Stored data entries
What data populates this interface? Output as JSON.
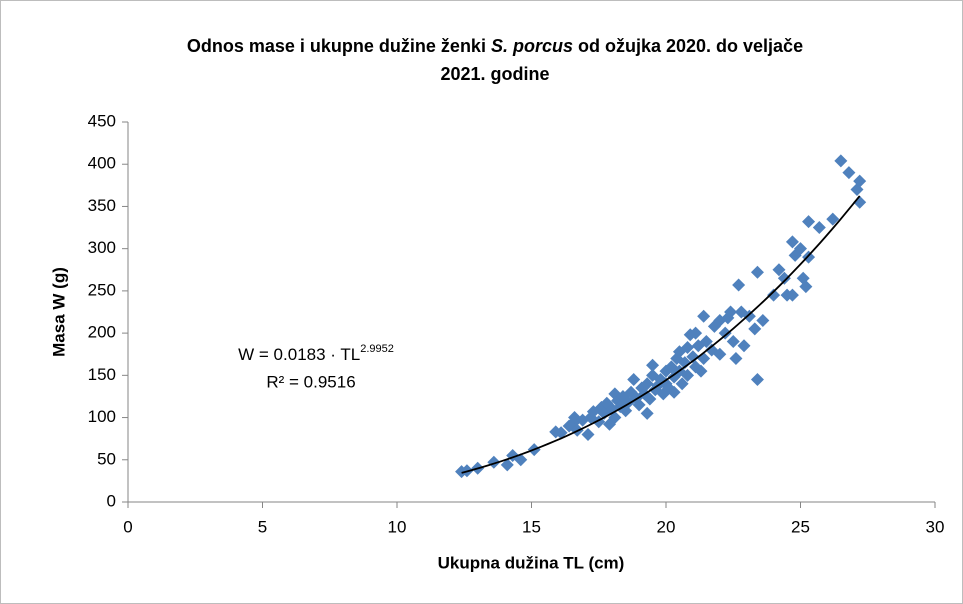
{
  "chart_data": {
    "type": "scatter",
    "title": [
      "Odnos mase i ukupne dužine ženki ",
      "S. porcus",
      " od ožujka 2020. do veljače",
      "2021. godine"
    ],
    "x_label": "Ukupna dužina TL (cm)",
    "y_label": "Masa W (g)",
    "xlim": [
      0,
      30
    ],
    "xticks": [
      0,
      5,
      10,
      15,
      20,
      25,
      30
    ],
    "ylim": [
      0,
      450
    ],
    "yticks": [
      0,
      50,
      100,
      150,
      200,
      250,
      300,
      350,
      400,
      450
    ],
    "grid": false,
    "series": [
      {
        "name": null,
        "color": "#4f81bd",
        "x": [
          12.4,
          12.6,
          13.0,
          13.6,
          14.1,
          14.3,
          14.6,
          15.1,
          15.9,
          16.1,
          16.4,
          16.6,
          16.6,
          16.7,
          16.9,
          17.1,
          17.2,
          17.3,
          17.5,
          17.6,
          17.7,
          17.8,
          17.9,
          18.0,
          18.1,
          18.1,
          18.2,
          18.3,
          18.4,
          18.5,
          18.6,
          18.7,
          18.8,
          18.9,
          19.0,
          19.1,
          19.2,
          19.3,
          19.3,
          19.4,
          19.5,
          19.5,
          19.6,
          19.7,
          19.8,
          19.9,
          20.0,
          20.0,
          20.1,
          20.2,
          20.3,
          20.3,
          20.4,
          20.5,
          20.5,
          20.6,
          20.7,
          20.8,
          20.8,
          20.9,
          21.0,
          21.1,
          21.1,
          21.2,
          21.3,
          21.4,
          21.4,
          21.5,
          21.7,
          21.8,
          22.0,
          22.0,
          22.2,
          22.3,
          22.4,
          22.5,
          22.6,
          22.7,
          22.8,
          22.9,
          23.1,
          23.3,
          23.4,
          23.4,
          23.6,
          24.0,
          24.2,
          24.4,
          24.5,
          24.7,
          24.7,
          24.8,
          25.0,
          25.1,
          25.2,
          25.3,
          25.3,
          25.7,
          26.2,
          26.5,
          26.8,
          27.1,
          27.2,
          27.2
        ],
        "values": [
          36,
          37,
          40,
          47,
          44,
          55,
          50,
          62,
          83,
          82,
          90,
          95,
          100,
          85,
          97,
          80,
          100,
          107,
          95,
          112,
          105,
          117,
          92,
          110,
          100,
          128,
          120,
          113,
          125,
          108,
          118,
          130,
          145,
          123,
          115,
          135,
          128,
          105,
          140,
          122,
          150,
          162,
          133,
          138,
          145,
          128,
          155,
          140,
          135,
          160,
          130,
          148,
          170,
          155,
          178,
          140,
          165,
          183,
          150,
          198,
          172,
          200,
          160,
          185,
          155,
          170,
          220,
          190,
          180,
          208,
          215,
          175,
          200,
          218,
          225,
          190,
          170,
          257,
          225,
          185,
          220,
          205,
          145,
          272,
          215,
          245,
          275,
          265,
          245,
          245,
          308,
          292,
          300,
          265,
          255,
          290,
          332,
          325,
          335,
          404,
          390,
          370,
          380,
          355
        ]
      }
    ],
    "trendline": {
      "a": 0.0183,
      "b": 2.9952,
      "r2": 0.9516,
      "label": "W = 0.0183 · TL",
      "label_exponent": "2.9952",
      "r2_label": "R² = 0.9516"
    }
  }
}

▶ **Work to complete**
Copy the data exactly. Any picture it contains is to be omitted.

▶ **Expected answer**
What data populates this interface? Output as JSON.
{
  "chart_data": {
    "type": "scatter",
    "title": [
      "Odnos mase i ukupne dužine ženki ",
      "S. porcus",
      " od ožujka 2020. do veljače",
      "2021. godine"
    ],
    "x_label": "Ukupna dužina TL (cm)",
    "y_label": "Masa W (g)",
    "xlim": [
      0,
      30
    ],
    "xticks": [
      0,
      5,
      10,
      15,
      20,
      25,
      30
    ],
    "ylim": [
      0,
      450
    ],
    "yticks": [
      0,
      50,
      100,
      150,
      200,
      250,
      300,
      350,
      400,
      450
    ],
    "grid": false,
    "series": [
      {
        "name": null,
        "color": "#4f81bd",
        "x": [
          12.4,
          12.6,
          13.0,
          13.6,
          14.1,
          14.3,
          14.6,
          15.1,
          15.9,
          16.1,
          16.4,
          16.6,
          16.6,
          16.7,
          16.9,
          17.1,
          17.2,
          17.3,
          17.5,
          17.6,
          17.7,
          17.8,
          17.9,
          18.0,
          18.1,
          18.1,
          18.2,
          18.3,
          18.4,
          18.5,
          18.6,
          18.7,
          18.8,
          18.9,
          19.0,
          19.1,
          19.2,
          19.3,
          19.3,
          19.4,
          19.5,
          19.5,
          19.6,
          19.7,
          19.8,
          19.9,
          20.0,
          20.0,
          20.1,
          20.2,
          20.3,
          20.3,
          20.4,
          20.5,
          20.5,
          20.6,
          20.7,
          20.8,
          20.8,
          20.9,
          21.0,
          21.1,
          21.1,
          21.2,
          21.3,
          21.4,
          21.4,
          21.5,
          21.7,
          21.8,
          22.0,
          22.0,
          22.2,
          22.3,
          22.4,
          22.5,
          22.6,
          22.7,
          22.8,
          22.9,
          23.1,
          23.3,
          23.4,
          23.4,
          23.6,
          24.0,
          24.2,
          24.4,
          24.5,
          24.7,
          24.7,
          24.8,
          25.0,
          25.1,
          25.2,
          25.3,
          25.3,
          25.7,
          26.2,
          26.5,
          26.8,
          27.1,
          27.2,
          27.2
        ],
        "values": [
          36,
          37,
          40,
          47,
          44,
          55,
          50,
          62,
          83,
          82,
          90,
          95,
          100,
          85,
          97,
          80,
          100,
          107,
          95,
          112,
          105,
          117,
          92,
          110,
          100,
          128,
          120,
          113,
          125,
          108,
          118,
          130,
          145,
          123,
          115,
          135,
          128,
          105,
          140,
          122,
          150,
          162,
          133,
          138,
          145,
          128,
          155,
          140,
          135,
          160,
          130,
          148,
          170,
          155,
          178,
          140,
          165,
          183,
          150,
          198,
          172,
          200,
          160,
          185,
          155,
          170,
          220,
          190,
          180,
          208,
          215,
          175,
          200,
          218,
          225,
          190,
          170,
          257,
          225,
          185,
          220,
          205,
          145,
          272,
          215,
          245,
          275,
          265,
          245,
          245,
          308,
          292,
          300,
          265,
          255,
          290,
          332,
          325,
          335,
          404,
          390,
          370,
          380,
          355
        ]
      }
    ],
    "trendline": {
      "a": 0.0183,
      "b": 2.9952,
      "r2": 0.9516,
      "label": "W = 0.0183 · TL",
      "label_exponent": "2.9952",
      "r2_label": "R² = 0.9516"
    }
  }
}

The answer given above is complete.